# Start of Records to use

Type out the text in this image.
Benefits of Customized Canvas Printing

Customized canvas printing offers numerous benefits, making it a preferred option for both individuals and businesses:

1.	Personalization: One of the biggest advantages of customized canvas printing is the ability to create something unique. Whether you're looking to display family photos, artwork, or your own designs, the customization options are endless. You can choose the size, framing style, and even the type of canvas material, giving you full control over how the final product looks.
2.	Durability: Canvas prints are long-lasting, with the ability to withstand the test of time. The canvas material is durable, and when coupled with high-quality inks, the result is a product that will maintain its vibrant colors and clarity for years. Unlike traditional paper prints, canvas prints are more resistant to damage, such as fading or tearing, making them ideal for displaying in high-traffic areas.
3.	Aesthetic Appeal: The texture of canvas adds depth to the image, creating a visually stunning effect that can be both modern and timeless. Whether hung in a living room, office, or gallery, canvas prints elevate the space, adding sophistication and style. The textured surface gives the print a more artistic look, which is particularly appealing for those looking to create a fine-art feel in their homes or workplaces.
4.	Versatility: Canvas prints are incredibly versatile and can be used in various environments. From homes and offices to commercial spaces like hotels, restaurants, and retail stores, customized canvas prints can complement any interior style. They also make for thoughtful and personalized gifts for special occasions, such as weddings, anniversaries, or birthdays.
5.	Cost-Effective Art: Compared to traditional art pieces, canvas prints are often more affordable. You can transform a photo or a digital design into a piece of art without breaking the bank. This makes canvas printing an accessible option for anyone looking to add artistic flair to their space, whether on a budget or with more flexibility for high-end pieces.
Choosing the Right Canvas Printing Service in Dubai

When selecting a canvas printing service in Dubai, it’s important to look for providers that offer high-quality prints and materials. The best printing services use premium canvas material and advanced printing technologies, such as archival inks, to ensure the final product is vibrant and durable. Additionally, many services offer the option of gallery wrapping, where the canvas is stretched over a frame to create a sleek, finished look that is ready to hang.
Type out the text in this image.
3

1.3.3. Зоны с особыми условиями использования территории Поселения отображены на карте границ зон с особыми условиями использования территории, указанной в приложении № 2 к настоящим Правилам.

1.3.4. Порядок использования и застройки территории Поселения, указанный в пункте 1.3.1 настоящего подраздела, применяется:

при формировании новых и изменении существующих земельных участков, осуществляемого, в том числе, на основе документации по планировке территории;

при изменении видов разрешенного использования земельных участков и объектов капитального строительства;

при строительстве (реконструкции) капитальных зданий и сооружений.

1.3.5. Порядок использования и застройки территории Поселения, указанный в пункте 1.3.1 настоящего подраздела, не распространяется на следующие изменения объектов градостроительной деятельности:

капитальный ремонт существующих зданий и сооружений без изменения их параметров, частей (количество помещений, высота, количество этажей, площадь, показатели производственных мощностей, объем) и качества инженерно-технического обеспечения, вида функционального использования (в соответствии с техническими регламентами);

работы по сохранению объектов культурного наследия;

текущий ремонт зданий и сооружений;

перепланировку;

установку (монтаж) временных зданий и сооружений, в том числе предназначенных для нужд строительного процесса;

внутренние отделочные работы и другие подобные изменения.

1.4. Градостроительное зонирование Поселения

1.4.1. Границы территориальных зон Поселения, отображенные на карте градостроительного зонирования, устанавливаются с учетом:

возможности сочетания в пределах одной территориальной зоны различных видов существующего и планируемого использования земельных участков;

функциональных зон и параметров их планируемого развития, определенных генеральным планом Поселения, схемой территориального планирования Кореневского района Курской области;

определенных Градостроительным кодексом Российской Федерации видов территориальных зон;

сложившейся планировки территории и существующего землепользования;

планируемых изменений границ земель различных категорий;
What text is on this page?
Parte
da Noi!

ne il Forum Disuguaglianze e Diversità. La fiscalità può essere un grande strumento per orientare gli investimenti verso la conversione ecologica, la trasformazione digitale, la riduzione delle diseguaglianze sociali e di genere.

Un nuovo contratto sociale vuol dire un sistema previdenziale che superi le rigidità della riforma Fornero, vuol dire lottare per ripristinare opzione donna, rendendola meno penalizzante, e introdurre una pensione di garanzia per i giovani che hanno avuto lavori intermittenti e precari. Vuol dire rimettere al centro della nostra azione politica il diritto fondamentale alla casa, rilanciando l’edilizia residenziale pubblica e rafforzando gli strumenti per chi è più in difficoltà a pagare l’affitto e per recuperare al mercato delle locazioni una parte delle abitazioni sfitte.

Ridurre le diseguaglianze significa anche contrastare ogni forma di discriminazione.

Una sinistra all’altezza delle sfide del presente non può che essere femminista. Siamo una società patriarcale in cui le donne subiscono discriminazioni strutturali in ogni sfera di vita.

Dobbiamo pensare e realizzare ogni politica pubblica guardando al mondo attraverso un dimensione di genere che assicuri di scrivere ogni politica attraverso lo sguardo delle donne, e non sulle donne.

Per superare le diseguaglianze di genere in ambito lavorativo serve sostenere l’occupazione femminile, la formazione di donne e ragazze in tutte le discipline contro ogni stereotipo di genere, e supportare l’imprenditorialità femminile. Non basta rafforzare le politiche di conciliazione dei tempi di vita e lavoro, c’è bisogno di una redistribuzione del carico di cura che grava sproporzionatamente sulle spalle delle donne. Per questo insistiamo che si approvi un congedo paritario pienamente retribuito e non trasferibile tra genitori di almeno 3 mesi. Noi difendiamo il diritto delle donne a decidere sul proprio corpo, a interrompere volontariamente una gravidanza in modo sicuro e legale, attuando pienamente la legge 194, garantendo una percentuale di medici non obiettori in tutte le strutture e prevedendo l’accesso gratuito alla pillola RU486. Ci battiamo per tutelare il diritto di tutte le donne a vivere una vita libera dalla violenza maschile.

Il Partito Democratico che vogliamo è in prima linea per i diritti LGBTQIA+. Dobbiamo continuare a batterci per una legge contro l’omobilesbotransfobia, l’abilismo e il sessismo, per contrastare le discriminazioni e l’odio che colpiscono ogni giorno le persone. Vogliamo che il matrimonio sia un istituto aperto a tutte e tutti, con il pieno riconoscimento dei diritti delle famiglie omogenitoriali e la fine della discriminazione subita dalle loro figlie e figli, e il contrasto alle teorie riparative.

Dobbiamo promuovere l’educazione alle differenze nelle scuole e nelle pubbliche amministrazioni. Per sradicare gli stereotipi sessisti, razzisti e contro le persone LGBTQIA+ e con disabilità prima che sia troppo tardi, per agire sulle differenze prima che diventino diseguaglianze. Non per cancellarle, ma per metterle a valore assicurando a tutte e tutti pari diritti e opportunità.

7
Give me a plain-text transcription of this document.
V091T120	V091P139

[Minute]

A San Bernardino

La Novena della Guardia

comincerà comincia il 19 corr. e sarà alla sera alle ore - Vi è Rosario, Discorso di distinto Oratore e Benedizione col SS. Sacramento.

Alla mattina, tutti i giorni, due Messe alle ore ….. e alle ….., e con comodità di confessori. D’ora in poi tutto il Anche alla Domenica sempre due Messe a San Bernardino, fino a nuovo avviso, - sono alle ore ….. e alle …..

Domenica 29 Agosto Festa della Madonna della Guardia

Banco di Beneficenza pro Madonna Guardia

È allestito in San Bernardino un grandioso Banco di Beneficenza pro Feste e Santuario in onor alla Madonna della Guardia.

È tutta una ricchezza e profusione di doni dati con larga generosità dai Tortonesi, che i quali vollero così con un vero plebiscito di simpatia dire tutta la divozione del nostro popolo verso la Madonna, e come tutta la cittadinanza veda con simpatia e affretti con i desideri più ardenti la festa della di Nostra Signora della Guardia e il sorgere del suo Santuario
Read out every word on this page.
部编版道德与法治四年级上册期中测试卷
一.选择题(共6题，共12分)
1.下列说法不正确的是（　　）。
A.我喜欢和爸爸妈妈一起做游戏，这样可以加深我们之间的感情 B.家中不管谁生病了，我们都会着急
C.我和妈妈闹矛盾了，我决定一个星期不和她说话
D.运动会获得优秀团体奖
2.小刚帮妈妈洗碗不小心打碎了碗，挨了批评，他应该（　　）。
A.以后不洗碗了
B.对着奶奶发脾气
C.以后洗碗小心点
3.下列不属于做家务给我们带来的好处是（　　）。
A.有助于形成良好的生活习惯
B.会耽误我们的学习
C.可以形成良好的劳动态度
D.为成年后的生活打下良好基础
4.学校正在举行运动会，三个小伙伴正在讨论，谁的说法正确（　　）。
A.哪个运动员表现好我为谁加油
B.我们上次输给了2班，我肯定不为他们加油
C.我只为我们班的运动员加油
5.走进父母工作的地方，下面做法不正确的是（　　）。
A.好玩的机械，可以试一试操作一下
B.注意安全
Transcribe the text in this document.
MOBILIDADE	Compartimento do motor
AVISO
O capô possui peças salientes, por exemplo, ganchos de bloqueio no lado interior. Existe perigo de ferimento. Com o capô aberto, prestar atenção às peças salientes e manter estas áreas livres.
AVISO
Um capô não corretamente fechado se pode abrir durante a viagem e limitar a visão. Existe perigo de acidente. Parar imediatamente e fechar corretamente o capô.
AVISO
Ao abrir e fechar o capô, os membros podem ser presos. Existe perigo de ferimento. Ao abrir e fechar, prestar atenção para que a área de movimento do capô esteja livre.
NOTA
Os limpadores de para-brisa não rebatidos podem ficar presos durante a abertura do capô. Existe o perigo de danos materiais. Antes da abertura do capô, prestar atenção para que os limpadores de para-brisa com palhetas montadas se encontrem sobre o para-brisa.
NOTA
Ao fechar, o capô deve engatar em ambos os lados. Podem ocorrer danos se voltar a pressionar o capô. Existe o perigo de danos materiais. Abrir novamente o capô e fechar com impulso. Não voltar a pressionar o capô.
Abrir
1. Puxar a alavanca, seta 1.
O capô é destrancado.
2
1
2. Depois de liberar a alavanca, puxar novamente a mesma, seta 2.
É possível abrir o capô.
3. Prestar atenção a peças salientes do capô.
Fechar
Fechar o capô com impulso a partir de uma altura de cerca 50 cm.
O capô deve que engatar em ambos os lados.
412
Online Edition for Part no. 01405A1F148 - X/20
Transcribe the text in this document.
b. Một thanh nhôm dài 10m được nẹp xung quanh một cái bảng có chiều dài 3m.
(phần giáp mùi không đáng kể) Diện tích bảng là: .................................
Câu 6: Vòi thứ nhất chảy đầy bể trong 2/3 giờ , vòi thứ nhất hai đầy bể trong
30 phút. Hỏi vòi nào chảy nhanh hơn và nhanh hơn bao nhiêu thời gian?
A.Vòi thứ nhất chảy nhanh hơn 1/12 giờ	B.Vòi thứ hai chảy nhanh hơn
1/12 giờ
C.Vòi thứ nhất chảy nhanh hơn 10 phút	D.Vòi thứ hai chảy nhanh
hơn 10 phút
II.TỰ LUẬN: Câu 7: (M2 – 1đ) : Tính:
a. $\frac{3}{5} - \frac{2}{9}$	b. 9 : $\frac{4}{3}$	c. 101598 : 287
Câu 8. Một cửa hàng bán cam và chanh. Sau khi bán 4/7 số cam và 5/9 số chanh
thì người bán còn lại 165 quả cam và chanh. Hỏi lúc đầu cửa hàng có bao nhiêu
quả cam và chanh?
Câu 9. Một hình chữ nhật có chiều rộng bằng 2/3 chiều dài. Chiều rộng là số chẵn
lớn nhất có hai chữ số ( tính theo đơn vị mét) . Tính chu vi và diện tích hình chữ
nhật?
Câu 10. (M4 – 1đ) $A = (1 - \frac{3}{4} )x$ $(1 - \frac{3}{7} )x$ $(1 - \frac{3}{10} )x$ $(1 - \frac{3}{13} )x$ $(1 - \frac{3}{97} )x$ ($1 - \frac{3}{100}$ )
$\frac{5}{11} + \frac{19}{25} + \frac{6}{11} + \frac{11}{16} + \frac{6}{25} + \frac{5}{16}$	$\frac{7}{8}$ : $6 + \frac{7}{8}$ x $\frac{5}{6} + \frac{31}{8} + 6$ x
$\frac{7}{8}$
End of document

# End of Records to use

Find all lines with "deve" in them and copy each one.

Ao fechar, o capô deve engatar em ambos os lados. Podem ocorrer danos se voltar a pressionar o capô. Existe o perigo de danos materiais. Abrir novamente o capô e fechar com impulso. Não voltar a pressionar o capô.
O capô deve que engatar em ambos os lados.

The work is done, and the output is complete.